**Dataset entries**

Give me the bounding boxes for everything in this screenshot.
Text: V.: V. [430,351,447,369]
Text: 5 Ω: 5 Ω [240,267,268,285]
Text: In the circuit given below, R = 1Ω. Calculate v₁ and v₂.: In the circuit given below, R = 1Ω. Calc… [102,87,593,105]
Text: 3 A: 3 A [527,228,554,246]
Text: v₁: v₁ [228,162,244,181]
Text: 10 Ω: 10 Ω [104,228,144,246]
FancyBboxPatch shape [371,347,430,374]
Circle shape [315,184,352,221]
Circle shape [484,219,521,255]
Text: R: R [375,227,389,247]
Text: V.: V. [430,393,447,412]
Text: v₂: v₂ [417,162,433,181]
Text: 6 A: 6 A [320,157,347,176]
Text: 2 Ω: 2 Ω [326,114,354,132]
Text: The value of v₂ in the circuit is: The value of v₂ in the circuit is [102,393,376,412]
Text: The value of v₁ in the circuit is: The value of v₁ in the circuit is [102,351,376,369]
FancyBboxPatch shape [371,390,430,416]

**Exercise goal**
Pull out every line above that contains the string "FancyBboxPatch", matching case exactly.

**Completed exercise**
FancyBboxPatch shape [371,347,430,374]
FancyBboxPatch shape [371,390,430,416]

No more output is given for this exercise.